**What this task involves**
Below are records; work out how many of their lines hold the string "name" and give that number alone.

**Input**
________
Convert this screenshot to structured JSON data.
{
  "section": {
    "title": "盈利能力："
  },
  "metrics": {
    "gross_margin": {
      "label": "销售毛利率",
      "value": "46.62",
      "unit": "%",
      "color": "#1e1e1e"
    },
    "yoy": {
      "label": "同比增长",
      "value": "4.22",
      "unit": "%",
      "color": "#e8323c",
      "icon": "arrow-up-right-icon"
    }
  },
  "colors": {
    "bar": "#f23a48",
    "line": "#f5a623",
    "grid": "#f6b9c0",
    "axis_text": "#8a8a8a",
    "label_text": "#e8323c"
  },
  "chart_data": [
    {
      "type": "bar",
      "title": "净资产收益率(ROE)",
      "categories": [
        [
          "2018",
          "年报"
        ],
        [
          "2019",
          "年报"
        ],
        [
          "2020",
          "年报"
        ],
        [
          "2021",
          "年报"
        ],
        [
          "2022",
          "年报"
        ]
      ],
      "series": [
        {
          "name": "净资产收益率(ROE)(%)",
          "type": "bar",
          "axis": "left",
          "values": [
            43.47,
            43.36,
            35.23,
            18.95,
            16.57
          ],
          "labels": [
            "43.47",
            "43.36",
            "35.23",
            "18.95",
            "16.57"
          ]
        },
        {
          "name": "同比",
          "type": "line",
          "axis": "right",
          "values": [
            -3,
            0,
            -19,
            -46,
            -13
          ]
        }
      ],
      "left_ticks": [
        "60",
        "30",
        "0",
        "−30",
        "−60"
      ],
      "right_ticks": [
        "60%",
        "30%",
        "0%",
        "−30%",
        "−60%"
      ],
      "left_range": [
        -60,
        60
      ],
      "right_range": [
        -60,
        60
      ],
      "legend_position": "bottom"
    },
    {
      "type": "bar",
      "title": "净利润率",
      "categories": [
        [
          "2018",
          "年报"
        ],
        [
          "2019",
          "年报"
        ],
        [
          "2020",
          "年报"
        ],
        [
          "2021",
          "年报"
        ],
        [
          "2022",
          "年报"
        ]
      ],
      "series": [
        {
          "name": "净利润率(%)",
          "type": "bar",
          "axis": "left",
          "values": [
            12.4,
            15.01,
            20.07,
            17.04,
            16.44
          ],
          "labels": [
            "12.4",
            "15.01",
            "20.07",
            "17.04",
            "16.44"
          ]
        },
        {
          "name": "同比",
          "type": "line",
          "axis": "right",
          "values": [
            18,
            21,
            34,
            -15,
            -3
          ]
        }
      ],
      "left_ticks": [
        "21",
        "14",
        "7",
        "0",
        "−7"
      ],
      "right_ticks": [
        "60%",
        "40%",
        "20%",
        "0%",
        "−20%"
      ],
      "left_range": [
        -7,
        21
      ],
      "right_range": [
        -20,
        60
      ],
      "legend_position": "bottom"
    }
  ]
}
________
**Expected answer**
4